# Problem description:
Check each line of the records for "Reggio"; collect those that have it.

# Supplied data:
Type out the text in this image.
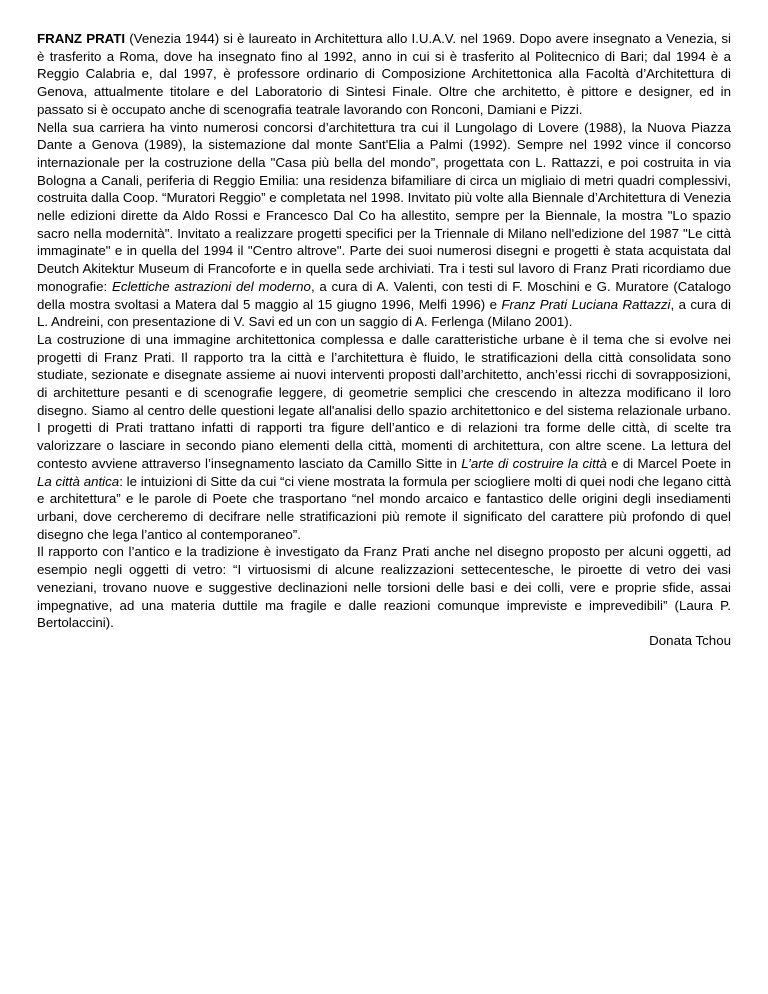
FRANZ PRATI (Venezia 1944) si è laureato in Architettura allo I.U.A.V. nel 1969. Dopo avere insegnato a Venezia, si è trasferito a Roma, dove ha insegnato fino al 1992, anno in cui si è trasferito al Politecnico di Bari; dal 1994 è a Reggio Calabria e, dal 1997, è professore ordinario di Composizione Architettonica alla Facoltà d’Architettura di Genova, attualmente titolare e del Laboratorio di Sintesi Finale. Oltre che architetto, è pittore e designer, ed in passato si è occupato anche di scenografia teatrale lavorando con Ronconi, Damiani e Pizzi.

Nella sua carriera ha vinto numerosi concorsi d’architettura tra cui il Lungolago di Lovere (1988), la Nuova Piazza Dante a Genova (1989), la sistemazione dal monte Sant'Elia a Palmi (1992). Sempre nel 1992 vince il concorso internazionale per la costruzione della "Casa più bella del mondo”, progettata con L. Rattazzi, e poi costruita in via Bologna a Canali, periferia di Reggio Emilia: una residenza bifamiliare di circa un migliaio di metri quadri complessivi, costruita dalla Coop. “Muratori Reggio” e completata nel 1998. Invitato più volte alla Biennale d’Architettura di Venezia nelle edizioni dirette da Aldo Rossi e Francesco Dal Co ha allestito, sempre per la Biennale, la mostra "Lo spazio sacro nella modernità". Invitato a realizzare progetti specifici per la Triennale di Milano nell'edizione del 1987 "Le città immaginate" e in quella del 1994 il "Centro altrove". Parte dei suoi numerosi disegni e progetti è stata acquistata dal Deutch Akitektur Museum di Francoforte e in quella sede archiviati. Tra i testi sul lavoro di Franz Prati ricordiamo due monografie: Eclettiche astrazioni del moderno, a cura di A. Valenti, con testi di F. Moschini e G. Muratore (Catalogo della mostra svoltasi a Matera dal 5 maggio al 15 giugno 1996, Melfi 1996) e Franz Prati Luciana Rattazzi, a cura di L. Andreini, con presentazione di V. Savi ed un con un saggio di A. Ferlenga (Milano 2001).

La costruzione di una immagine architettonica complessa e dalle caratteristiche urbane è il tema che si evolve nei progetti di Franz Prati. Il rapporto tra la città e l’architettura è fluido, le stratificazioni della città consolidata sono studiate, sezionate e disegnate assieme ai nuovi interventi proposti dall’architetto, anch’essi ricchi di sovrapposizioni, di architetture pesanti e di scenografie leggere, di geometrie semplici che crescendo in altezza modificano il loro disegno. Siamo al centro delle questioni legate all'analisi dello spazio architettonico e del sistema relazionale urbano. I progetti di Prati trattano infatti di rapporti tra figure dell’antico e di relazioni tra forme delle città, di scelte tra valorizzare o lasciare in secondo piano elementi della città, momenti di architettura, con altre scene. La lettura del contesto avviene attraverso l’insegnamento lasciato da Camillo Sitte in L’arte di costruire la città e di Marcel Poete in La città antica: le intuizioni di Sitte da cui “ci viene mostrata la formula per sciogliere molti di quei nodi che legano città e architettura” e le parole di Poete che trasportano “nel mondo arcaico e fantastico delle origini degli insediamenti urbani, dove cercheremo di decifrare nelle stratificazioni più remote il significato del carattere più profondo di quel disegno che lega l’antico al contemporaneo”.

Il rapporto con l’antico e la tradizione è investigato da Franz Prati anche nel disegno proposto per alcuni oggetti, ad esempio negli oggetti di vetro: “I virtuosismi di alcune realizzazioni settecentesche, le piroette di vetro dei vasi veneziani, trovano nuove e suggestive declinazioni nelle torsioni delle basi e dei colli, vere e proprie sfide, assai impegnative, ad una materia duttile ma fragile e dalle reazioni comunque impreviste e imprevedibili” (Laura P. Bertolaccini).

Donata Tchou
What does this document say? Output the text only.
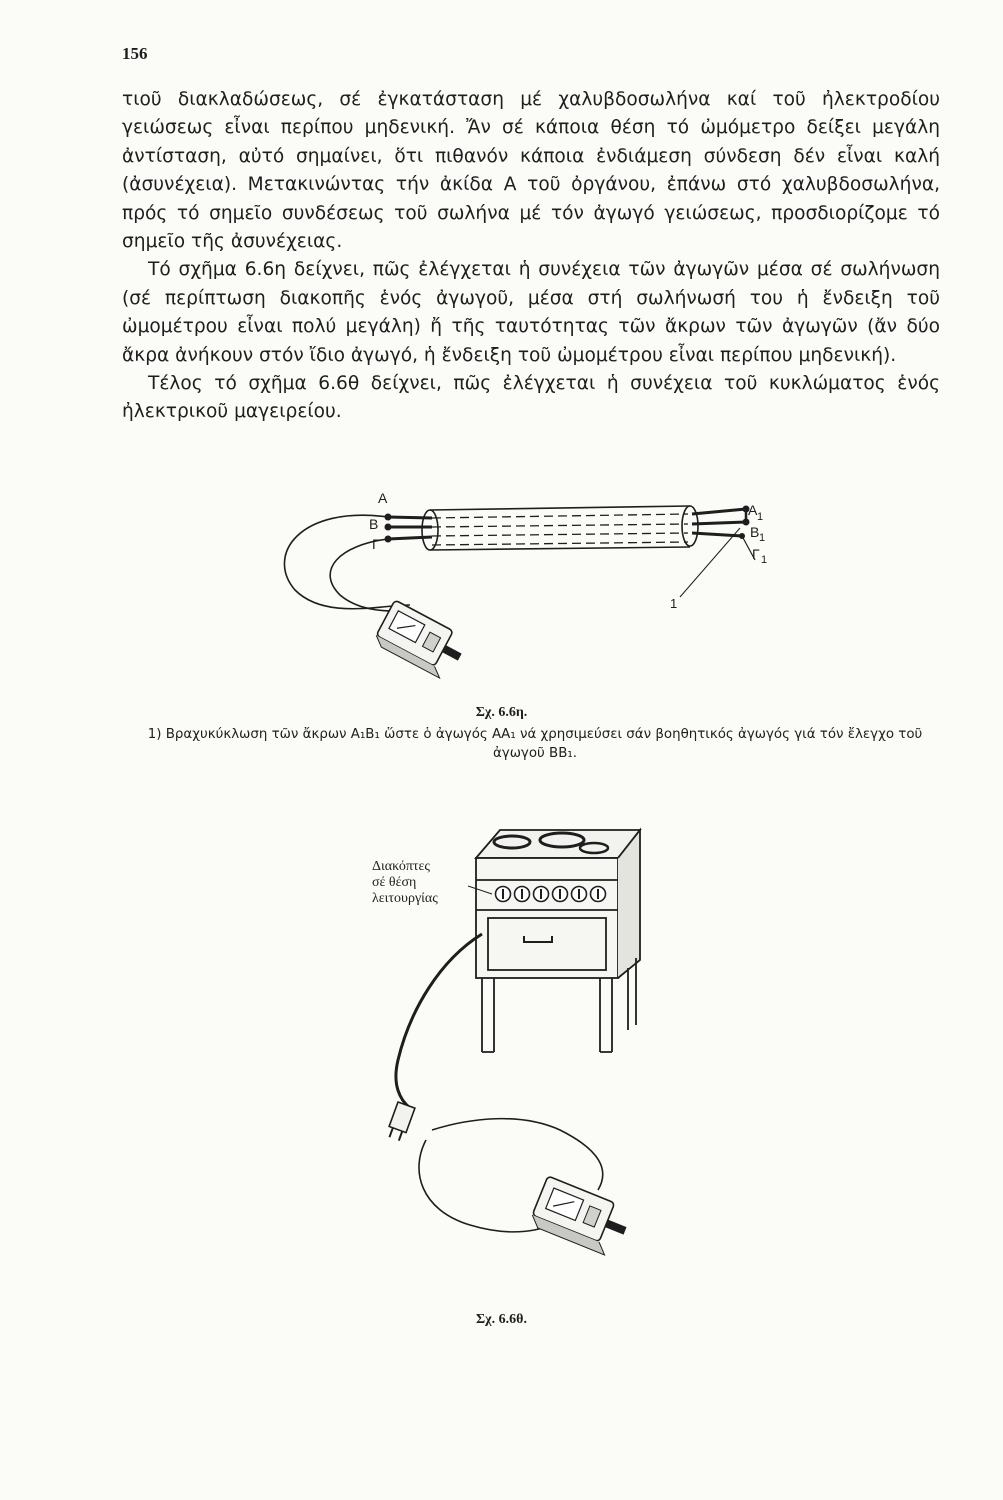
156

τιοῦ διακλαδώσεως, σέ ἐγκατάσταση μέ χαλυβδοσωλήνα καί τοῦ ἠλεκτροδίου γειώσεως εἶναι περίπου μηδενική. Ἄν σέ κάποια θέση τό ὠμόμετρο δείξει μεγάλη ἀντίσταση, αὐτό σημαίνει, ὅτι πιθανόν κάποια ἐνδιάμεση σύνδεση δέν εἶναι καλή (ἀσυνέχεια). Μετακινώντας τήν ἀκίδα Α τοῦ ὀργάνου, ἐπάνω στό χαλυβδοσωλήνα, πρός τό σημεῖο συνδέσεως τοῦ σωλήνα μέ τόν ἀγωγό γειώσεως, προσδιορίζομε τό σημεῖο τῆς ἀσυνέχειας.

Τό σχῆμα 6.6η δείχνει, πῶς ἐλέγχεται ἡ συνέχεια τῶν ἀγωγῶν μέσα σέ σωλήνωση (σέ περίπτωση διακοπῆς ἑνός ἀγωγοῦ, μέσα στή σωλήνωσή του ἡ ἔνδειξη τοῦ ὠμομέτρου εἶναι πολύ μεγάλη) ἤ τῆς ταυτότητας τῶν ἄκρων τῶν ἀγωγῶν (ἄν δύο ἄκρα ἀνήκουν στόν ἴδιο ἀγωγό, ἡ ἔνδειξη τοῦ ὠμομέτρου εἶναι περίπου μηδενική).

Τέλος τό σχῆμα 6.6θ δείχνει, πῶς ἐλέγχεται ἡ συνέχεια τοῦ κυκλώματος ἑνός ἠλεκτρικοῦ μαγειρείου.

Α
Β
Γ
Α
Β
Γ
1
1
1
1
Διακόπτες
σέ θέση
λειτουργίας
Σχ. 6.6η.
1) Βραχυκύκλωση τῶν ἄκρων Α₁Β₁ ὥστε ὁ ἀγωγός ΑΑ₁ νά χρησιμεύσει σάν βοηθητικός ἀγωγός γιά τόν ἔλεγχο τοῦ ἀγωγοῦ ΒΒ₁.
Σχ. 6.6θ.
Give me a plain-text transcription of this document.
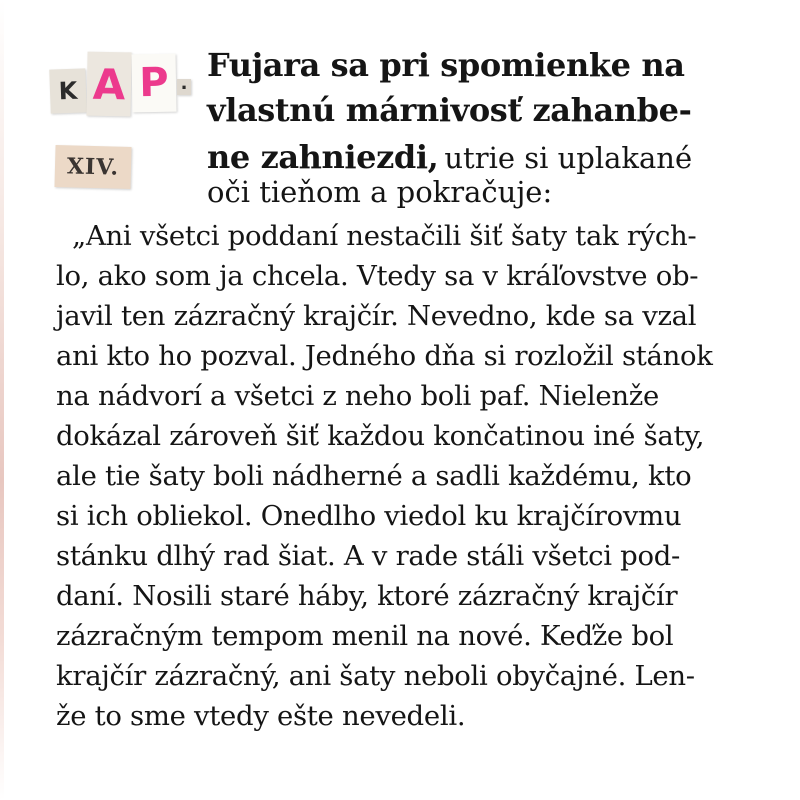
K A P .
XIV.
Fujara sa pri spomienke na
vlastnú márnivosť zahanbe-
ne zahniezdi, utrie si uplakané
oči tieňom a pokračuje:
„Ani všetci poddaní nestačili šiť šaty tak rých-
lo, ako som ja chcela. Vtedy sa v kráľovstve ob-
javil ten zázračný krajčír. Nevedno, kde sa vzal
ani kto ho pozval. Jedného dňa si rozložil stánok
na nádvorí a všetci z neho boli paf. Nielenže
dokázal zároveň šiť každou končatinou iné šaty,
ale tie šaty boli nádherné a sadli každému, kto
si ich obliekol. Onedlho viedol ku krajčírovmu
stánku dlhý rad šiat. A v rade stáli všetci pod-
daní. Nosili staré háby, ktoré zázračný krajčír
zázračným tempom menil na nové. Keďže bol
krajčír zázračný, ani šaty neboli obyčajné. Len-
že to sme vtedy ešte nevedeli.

# Correct result:
FRANZ PRATI (Venezia 1944) si è laureato in Architettura allo I.U.A.V. nel 1969. Dopo avere insegnato a Venezia, si è trasferito a Roma, dove ha insegnato fino al 1992, anno in cui si è trasferito al Politecnico di Bari; dal 1994 è a Reggio Calabria e, dal 1997, è professore ordinario di Composizione Architettonica alla Facoltà d’Architettura di Genova, attualmente titolare e del Laboratorio di Sintesi Finale. Oltre che architetto, è pittore e designer, ed in passato si è occupato anche di scenografia teatrale lavorando con Ronconi, Damiani e Pizzi.
Nella sua carriera ha vinto numerosi concorsi d’architettura tra cui il Lungolago di Lovere (1988), la Nuova Piazza Dante a Genova (1989), la sistemazione dal monte Sant'Elia a Palmi (1992). Sempre nel 1992 vince il concorso internazionale per la costruzione della "Casa più bella del mondo”, progettata con L. Rattazzi, e poi costruita in via Bologna a Canali, periferia di Reggio Emilia: una residenza bifamiliare di circa un migliaio di metri quadri complessivi, costruita dalla Coop. “Muratori Reggio” e completata nel 1998. Invitato più volte alla Biennale d’Architettura di Venezia nelle edizioni dirette da Aldo Rossi e Francesco Dal Co ha allestito, sempre per la Biennale, la mostra "Lo spazio sacro nella modernità". Invitato a realizzare progetti specifici per la Triennale di Milano nell'edizione del 1987 "Le città immaginate" e in quella del 1994 il "Centro altrove". Parte dei suoi numerosi disegni e progetti è stata acquistata dal Deutch Akitektur Museum di Francoforte e in quella sede archiviati. Tra i testi sul lavoro di Franz Prati ricordiamo due monografie: Eclettiche astrazioni del moderno, a cura di A. Valenti, con testi di F. Moschini e G. Muratore (Catalogo della mostra svoltasi a Matera dal 5 maggio al 15 giugno 1996, Melfi 1996) e Franz Prati Luciana Rattazzi, a cura di L. Andreini, con presentazione di V. Savi ed un con un saggio di A. Ferlenga (Milano 2001).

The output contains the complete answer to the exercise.